PROBLEM REQUIREMENTS: Copy every line, leaving nothing out and adding nothing.

Records from a data source
____________

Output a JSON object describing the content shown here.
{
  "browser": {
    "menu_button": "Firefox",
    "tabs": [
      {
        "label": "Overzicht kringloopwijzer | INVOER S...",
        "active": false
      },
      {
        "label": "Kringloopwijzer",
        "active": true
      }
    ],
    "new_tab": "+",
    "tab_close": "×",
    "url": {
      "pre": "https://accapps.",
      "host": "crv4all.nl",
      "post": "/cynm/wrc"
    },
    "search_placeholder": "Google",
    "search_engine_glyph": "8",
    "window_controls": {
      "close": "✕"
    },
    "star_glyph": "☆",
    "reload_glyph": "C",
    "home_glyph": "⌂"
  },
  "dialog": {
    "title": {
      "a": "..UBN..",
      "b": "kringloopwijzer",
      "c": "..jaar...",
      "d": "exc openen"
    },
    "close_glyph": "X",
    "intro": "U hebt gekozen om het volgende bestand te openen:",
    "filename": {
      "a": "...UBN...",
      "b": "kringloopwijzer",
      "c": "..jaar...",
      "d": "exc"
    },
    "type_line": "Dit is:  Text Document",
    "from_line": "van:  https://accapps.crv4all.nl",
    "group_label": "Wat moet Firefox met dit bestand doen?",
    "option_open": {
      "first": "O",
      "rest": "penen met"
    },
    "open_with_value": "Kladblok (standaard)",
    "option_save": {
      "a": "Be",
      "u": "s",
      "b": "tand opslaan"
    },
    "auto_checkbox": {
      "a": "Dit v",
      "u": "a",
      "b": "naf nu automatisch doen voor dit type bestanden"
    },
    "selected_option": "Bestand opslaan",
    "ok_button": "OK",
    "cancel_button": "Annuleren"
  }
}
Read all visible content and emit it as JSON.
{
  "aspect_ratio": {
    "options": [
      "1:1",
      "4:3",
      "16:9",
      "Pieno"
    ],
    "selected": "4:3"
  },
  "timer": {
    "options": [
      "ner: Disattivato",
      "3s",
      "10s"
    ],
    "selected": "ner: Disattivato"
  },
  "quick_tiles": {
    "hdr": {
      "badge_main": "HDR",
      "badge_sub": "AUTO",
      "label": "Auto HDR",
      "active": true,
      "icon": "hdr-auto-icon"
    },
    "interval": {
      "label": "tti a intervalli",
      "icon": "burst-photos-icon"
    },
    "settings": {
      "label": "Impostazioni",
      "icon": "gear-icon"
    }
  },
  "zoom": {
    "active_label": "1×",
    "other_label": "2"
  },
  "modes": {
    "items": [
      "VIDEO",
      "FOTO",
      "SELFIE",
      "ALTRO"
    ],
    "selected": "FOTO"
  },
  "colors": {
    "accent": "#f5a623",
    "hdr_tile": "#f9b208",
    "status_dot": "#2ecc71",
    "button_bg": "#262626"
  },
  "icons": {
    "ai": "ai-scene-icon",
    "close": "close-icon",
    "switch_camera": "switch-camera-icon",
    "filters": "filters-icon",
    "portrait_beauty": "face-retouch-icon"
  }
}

____________

WRITTEN REPLY:
Output a JSON object describing the content shown here.
{
  "browser": {
    "menu_button": "Firefox",
    "tabs": [
      {
        "label": "Overzicht kringloopwijzer | INVOER S...",
        "active": false
      },
      {
        "label": "Kringloopwijzer",
        "active": true
      }
    ],
    "new_tab": "+",
    "tab_close": "×",
    "url": {
      "pre": "https://accapps.",
      "host": "crv4all.nl",
      "post": "/cynm/wrc"
    },
    "search_placeholder": "Google",
    "search_engine_glyph": "8",
    "window_controls": {
      "close": "✕"
    },
    "star_glyph": "☆",
    "reload_glyph": "C",
    "home_glyph": "⌂"
  },
  "dialog": {
    "title": {
      "a": "..UBN..",
      "b": "kringloopwijzer",
      "c": "..jaar...",
      "d": "exc openen"
    },
    "close_glyph": "X",
    "intro": "U hebt gekozen om het volgende bestand te openen:",
    "filename": {
      "a": "...UBN...",
      "b": "kringloopwijzer",
      "c": "..jaar...",
      "d": "exc"
    },
    "type_line": "Dit is:  Text Document",
    "from_line": "van:  https://accapps.crv4all.nl",
    "group_label": "Wat moet Firefox met dit bestand doen?",
    "option_open": {
      "first": "O",
      "rest": "penen met"
    },
    "open_with_value": "Kladblok (standaard)",
    "option_save": {
      "a": "Be",
      "u": "s",
      "b": "tand opslaan"
    },
    "auto_checkbox": {
      "a": "Dit v",
      "u": "a",
      "b": "naf nu automatisch doen voor dit type bestanden"
    },
    "selected_option": "Bestand opslaan",
    "ok_button": "OK",
    "cancel_button": "Annuleren"
  }
}
Read all visible content and emit it as JSON.
{
  "aspect_ratio": {
    "options": [
      "1:1",
      "4:3",
      "16:9",
      "Pieno"
    ],
    "selected": "4:3"
  },
  "timer": {
    "options": [
      "ner: Disattivato",
      "3s",
      "10s"
    ],
    "selected": "ner: Disattivato"
  },
  "quick_tiles": {
    "hdr": {
      "badge_main": "HDR",
      "badge_sub": "AUTO",
      "label": "Auto HDR",
      "active": true,
      "icon": "hdr-auto-icon"
    },
    "interval": {
      "label": "tti a intervalli",
      "icon": "burst-photos-icon"
    },
    "settings": {
      "label": "Impostazioni",
      "icon": "gear-icon"
    }
  },
  "zoom": {
    "active_label": "1×",
    "other_label": "2"
  },
  "modes": {
    "items": [
      "VIDEO",
      "FOTO",
      "SELFIE",
      "ALTRO"
    ],
    "selected": "FOTO"
  },
  "colors": {
    "accent": "#f5a623",
    "hdr_tile": "#f9b208",
    "status_dot": "#2ecc71",
    "button_bg": "#262626"
  },
  "icons": {
    "ai": "ai-scene-icon",
    "close": "close-icon",
    "switch_camera": "switch-camera-icon",
    "filters": "filters-icon",
    "portrait_beauty": "face-retouch-icon"
  }
}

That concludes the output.